## THE EXERCISE
Hunt for the word "menggantikan" across the entries below, copying each line that holds it.

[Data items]
>>
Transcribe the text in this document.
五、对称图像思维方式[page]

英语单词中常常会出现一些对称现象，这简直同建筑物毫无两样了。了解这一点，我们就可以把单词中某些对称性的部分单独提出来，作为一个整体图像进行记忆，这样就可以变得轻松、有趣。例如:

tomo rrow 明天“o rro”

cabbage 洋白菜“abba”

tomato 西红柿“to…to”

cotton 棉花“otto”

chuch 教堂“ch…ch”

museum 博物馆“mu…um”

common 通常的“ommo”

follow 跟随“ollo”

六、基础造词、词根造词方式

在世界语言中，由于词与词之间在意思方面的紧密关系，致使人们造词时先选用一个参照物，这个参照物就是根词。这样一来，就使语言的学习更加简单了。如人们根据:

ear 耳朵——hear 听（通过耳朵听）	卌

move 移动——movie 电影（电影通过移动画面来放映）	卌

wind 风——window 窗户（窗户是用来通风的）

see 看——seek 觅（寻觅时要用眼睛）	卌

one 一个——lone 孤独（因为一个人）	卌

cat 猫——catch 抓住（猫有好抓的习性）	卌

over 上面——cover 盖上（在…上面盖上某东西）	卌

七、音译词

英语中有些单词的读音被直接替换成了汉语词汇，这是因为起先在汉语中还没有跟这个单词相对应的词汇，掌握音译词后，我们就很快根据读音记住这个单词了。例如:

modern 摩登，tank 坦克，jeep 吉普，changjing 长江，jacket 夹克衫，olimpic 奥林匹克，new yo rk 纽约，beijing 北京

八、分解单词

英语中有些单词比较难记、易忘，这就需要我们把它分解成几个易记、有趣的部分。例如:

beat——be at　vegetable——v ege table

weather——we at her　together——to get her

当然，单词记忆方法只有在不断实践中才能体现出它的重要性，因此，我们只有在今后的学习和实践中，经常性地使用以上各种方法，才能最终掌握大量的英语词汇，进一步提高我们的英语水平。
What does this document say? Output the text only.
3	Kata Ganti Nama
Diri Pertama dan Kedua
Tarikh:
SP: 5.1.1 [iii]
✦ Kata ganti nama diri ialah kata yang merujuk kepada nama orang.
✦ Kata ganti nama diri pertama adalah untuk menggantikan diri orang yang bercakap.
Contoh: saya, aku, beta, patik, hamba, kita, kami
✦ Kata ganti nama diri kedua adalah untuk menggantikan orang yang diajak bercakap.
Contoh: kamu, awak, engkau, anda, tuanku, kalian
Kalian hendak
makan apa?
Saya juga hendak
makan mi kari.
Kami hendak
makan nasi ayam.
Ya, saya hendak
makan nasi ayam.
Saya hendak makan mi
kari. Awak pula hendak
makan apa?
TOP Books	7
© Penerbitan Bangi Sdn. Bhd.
<<
## SOLVED EXERCISE
✦ Kata ganti nama diri pertama adalah untuk menggantikan diri orang yang bercakap.
✦ Kata ganti nama diri kedua adalah untuk menggantikan orang yang diajak bercakap.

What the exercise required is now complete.